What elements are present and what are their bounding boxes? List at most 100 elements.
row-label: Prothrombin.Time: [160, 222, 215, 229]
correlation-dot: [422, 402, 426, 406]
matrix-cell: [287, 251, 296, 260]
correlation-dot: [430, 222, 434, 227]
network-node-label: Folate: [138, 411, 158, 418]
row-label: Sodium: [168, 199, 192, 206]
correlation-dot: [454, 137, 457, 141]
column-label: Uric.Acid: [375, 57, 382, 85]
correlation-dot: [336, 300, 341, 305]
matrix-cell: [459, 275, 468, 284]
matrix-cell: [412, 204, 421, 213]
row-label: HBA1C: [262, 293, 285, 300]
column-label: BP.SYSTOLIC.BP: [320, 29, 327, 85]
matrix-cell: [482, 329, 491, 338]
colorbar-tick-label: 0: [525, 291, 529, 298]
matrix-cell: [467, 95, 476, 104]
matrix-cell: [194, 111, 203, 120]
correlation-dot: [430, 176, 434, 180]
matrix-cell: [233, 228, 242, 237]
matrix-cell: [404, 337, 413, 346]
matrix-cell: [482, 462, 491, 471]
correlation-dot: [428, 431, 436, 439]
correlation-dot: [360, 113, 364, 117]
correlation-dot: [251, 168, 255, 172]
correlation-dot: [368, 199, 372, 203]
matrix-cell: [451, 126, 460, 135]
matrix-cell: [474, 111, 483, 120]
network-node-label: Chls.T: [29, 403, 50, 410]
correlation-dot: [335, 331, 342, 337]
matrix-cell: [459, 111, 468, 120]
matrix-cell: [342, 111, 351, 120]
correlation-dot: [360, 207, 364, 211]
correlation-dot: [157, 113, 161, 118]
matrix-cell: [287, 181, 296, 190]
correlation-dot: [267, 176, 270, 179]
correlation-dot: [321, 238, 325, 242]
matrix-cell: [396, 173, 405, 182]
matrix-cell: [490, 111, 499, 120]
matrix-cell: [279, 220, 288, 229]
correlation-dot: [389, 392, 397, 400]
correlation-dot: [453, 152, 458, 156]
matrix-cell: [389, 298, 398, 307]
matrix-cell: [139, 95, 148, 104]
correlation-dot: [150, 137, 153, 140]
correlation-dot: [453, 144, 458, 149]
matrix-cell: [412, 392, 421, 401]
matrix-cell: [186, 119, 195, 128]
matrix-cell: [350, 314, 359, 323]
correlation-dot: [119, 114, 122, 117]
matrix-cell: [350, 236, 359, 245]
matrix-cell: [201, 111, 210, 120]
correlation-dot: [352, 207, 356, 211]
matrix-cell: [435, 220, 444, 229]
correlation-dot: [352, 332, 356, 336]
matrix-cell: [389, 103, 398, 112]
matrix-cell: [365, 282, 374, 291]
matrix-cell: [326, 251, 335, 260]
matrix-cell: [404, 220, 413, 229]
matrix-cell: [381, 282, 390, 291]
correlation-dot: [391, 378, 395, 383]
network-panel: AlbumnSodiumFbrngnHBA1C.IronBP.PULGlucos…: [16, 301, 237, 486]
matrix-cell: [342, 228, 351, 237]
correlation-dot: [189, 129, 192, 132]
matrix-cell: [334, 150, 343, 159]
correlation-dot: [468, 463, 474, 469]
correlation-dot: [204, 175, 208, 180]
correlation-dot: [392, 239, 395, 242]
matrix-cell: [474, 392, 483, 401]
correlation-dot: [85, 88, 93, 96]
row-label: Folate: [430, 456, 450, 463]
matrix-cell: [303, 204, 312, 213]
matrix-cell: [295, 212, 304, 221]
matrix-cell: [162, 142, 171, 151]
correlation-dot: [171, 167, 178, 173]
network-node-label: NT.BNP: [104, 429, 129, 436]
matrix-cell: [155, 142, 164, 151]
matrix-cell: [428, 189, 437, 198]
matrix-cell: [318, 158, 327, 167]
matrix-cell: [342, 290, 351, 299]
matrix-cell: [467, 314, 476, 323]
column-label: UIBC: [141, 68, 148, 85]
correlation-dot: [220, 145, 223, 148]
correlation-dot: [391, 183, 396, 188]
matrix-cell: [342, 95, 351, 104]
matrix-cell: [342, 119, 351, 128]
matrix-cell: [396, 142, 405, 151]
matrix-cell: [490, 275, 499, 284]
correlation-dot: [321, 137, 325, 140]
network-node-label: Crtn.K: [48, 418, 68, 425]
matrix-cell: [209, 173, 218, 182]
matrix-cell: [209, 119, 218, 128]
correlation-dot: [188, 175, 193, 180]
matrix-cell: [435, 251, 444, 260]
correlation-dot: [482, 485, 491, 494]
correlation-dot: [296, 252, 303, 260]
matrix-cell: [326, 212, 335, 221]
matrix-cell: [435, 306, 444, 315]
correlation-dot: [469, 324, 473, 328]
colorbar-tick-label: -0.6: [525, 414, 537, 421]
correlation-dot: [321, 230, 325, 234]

Task: Reproduce every line of the records above verbatim, from the first line to the last.

Solution:
What elements are present and what are their bounding boxes? List at most 100 elements.
row-label: Prothrombin.Time: [160, 222, 215, 229]
correlation-dot: [422, 402, 426, 406]
matrix-cell: [287, 251, 296, 260]
correlation-dot: [430, 222, 434, 227]
network-node-label: Folate: [138, 411, 158, 418]
row-label: Sodium: [168, 199, 192, 206]
correlation-dot: [454, 137, 457, 141]
column-label: Uric.Acid: [375, 57, 382, 85]
correlation-dot: [336, 300, 341, 305]
matrix-cell: [459, 275, 468, 284]
matrix-cell: [412, 204, 421, 213]
row-label: HBA1C: [262, 293, 285, 300]
column-label: BP.SYSTOLIC.BP: [320, 29, 327, 85]
matrix-cell: [482, 329, 491, 338]
colorbar-tick-label: 0: [525, 291, 529, 298]
matrix-cell: [467, 95, 476, 104]
matrix-cell: [194, 111, 203, 120]
correlation-dot: [430, 176, 434, 180]
matrix-cell: [233, 228, 242, 237]
matrix-cell: [404, 337, 413, 346]
matrix-cell: [482, 462, 491, 471]
correlation-dot: [428, 431, 436, 439]
correlation-dot: [360, 113, 364, 117]
correlation-dot: [251, 168, 255, 172]
correlation-dot: [368, 199, 372, 203]
matrix-cell: [451, 126, 460, 135]
matrix-cell: [474, 111, 483, 120]
network-node-label: Chls.T: [29, 403, 50, 410]
correlation-dot: [335, 331, 342, 337]
matrix-cell: [459, 111, 468, 120]
matrix-cell: [342, 111, 351, 120]
correlation-dot: [360, 207, 364, 211]
correlation-dot: [157, 113, 161, 118]
matrix-cell: [287, 181, 296, 190]
correlation-dot: [267, 176, 270, 179]
correlation-dot: [321, 238, 325, 242]
matrix-cell: [396, 173, 405, 182]
matrix-cell: [490, 111, 499, 120]
matrix-cell: [279, 220, 288, 229]
correlation-dot: [389, 392, 397, 400]
correlation-dot: [453, 152, 458, 156]
matrix-cell: [389, 298, 398, 307]
matrix-cell: [139, 95, 148, 104]
correlation-dot: [150, 137, 153, 140]
correlation-dot: [453, 144, 458, 149]
matrix-cell: [412, 392, 421, 401]
matrix-cell: [186, 119, 195, 128]
matrix-cell: [350, 314, 359, 323]
correlation-dot: [119, 114, 122, 117]
matrix-cell: [350, 236, 359, 245]
matrix-cell: [201, 111, 210, 120]
correlation-dot: [352, 207, 356, 211]
matrix-cell: [435, 220, 444, 229]
correlation-dot: [352, 332, 356, 336]
matrix-cell: [389, 103, 398, 112]
matrix-cell: [365, 282, 374, 291]
matrix-cell: [326, 251, 335, 260]
matrix-cell: [404, 220, 413, 229]
matrix-cell: [381, 282, 390, 291]
correlation-dot: [391, 378, 395, 383]
network-panel: AlbumnSodiumFbrngnHBA1C.IronBP.PULGlucos…: [16, 301, 237, 486]
matrix-cell: [342, 228, 351, 237]
correlation-dot: [189, 129, 192, 132]
matrix-cell: [334, 150, 343, 159]
correlation-dot: [468, 463, 474, 469]
correlation-dot: [204, 175, 208, 180]
correlation-dot: [392, 239, 395, 242]
matrix-cell: [474, 392, 483, 401]
correlation-dot: [85, 88, 93, 96]
row-label: Folate: [430, 456, 450, 463]
matrix-cell: [303, 204, 312, 213]
matrix-cell: [295, 212, 304, 221]
matrix-cell: [162, 142, 171, 151]
correlation-dot: [171, 167, 178, 173]
network-node-label: NT.BNP: [104, 429, 129, 436]
matrix-cell: [155, 142, 164, 151]
matrix-cell: [428, 189, 437, 198]
matrix-cell: [318, 158, 327, 167]
matrix-cell: [342, 290, 351, 299]
matrix-cell: [467, 314, 476, 323]
column-label: UIBC: [141, 68, 148, 85]
correlation-dot: [220, 145, 223, 148]
correlation-dot: [391, 183, 396, 188]
matrix-cell: [342, 95, 351, 104]
matrix-cell: [342, 119, 351, 128]
matrix-cell: [396, 142, 405, 151]
matrix-cell: [490, 275, 499, 284]
correlation-dot: [321, 137, 325, 140]
network-node-label: Crtn.K: [48, 418, 68, 425]
matrix-cell: [209, 173, 218, 182]
matrix-cell: [209, 119, 218, 128]
correlation-dot: [188, 175, 193, 180]
matrix-cell: [435, 251, 444, 260]
correlation-dot: [482, 485, 491, 494]
correlation-dot: [296, 252, 303, 260]
matrix-cell: [326, 212, 335, 221]
matrix-cell: [435, 306, 444, 315]
correlation-dot: [469, 324, 473, 328]
colorbar-tick-label: -0.6: [525, 414, 537, 421]
correlation-dot: [321, 230, 325, 234]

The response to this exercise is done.